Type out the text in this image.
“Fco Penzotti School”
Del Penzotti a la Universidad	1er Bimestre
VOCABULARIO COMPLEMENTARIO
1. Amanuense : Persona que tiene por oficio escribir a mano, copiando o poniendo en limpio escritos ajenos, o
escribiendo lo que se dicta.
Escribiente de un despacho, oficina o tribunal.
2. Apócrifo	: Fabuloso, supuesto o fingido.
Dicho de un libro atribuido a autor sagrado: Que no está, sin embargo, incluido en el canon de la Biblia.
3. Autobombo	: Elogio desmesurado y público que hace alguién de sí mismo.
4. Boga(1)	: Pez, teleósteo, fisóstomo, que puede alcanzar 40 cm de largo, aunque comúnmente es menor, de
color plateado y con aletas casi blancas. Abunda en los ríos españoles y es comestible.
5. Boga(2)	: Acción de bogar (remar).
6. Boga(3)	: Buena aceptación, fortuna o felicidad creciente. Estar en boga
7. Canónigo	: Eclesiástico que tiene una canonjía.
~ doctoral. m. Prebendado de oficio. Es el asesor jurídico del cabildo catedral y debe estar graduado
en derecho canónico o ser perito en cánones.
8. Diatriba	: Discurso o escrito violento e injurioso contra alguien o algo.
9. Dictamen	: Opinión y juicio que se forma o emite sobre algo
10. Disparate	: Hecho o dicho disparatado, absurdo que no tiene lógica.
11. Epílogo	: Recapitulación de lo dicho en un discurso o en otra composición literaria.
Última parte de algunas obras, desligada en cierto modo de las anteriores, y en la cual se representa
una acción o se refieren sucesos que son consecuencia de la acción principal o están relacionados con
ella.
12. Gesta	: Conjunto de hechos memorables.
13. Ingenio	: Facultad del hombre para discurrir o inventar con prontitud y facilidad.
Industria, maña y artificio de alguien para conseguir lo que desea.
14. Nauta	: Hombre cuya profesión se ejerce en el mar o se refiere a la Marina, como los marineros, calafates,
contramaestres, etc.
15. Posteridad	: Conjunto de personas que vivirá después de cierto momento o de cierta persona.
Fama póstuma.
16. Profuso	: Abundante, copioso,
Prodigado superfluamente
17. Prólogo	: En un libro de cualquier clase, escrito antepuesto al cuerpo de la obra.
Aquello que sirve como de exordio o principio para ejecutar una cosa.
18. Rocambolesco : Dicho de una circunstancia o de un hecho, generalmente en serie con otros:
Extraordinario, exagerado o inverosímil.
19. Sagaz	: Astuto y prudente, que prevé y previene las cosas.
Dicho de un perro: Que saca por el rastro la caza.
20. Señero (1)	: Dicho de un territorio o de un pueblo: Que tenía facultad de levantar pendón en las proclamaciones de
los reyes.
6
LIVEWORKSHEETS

──────────

_TASK DESCRIPTION_.
In the records above, find the lines containing "Conjunto" and copy them.

_CORRECT RESULT_.
12. Gesta	: Conjunto de hechos memorables.
15. Posteridad	: Conjunto de personas que vivirá después de cierto momento o de cierta persona.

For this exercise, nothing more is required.